DIRECTION: Your task is to copy every record exactly.
━━━ RECORDS FOR THE EXERCISE ━━━
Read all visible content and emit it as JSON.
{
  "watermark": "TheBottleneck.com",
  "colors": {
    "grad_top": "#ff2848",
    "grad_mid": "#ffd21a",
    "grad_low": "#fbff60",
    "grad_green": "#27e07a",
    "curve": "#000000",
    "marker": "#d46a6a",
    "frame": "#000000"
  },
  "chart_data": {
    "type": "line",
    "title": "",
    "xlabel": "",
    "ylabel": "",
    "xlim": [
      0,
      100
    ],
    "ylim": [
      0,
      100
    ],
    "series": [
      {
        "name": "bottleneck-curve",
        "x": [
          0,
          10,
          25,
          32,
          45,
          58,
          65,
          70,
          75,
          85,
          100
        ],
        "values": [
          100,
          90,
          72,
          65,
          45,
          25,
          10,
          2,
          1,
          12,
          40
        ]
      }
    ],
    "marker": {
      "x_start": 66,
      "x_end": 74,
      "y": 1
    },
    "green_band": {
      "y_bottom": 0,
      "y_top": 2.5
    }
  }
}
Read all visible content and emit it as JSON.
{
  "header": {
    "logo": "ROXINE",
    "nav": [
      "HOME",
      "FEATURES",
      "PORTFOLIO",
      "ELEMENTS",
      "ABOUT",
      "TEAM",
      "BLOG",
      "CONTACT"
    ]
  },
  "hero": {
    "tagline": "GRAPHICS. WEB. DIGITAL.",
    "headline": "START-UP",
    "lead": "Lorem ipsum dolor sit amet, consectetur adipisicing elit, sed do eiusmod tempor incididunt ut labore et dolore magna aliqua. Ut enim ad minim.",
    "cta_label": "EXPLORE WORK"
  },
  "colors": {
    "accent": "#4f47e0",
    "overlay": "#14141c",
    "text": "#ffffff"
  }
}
━━━
WRITTEN RESPONSE:
Read all visible content and emit it as JSON.
{
  "watermark": "TheBottleneck.com",
  "colors": {
    "grad_top": "#ff2848",
    "grad_mid": "#ffd21a",
    "grad_low": "#fbff60",
    "grad_green": "#27e07a",
    "curve": "#000000",
    "marker": "#d46a6a",
    "frame": "#000000"
  },
  "chart_data": {
    "type": "line",
    "title": "",
    "xlabel": "",
    "ylabel": "",
    "xlim": [
      0,
      100
    ],
    "ylim": [
      0,
      100
    ],
    "series": [
      {
        "name": "bottleneck-curve",
        "x": [
          0,
          10,
          25,
          32,
          45,
          58,
          65,
          70,
          75,
          85,
          100
        ],
        "values": [
          100,
          90,
          72,
          65,
          45,
          25,
          10,
          2,
          1,
          12,
          40
        ]
      }
    ],
    "marker": {
      "x_start": 66,
      "x_end": 74,
      "y": 1
    },
    "green_band": {
      "y_bottom": 0,
      "y_top": 2.5
    }
  }
}
Read all visible content and emit it as JSON.
{
  "header": {
    "logo": "ROXINE",
    "nav": [
      "HOME",
      "FEATURES",
      "PORTFOLIO",
      "ELEMENTS",
      "ABOUT",
      "TEAM",
      "BLOG",
      "CONTACT"
    ]
  },
  "hero": {
    "tagline": "GRAPHICS. WEB. DIGITAL.",
    "headline": "START-UP",
    "lead": "Lorem ipsum dolor sit amet, consectetur adipisicing elit, sed do eiusmod tempor incididunt ut labore et dolore magna aliqua. Ut enim ad minim.",
    "cta_label": "EXPLORE WORK"
  },
  "colors": {
    "accent": "#4f47e0",
    "overlay": "#14141c",
    "text": "#ffffff"
  }
}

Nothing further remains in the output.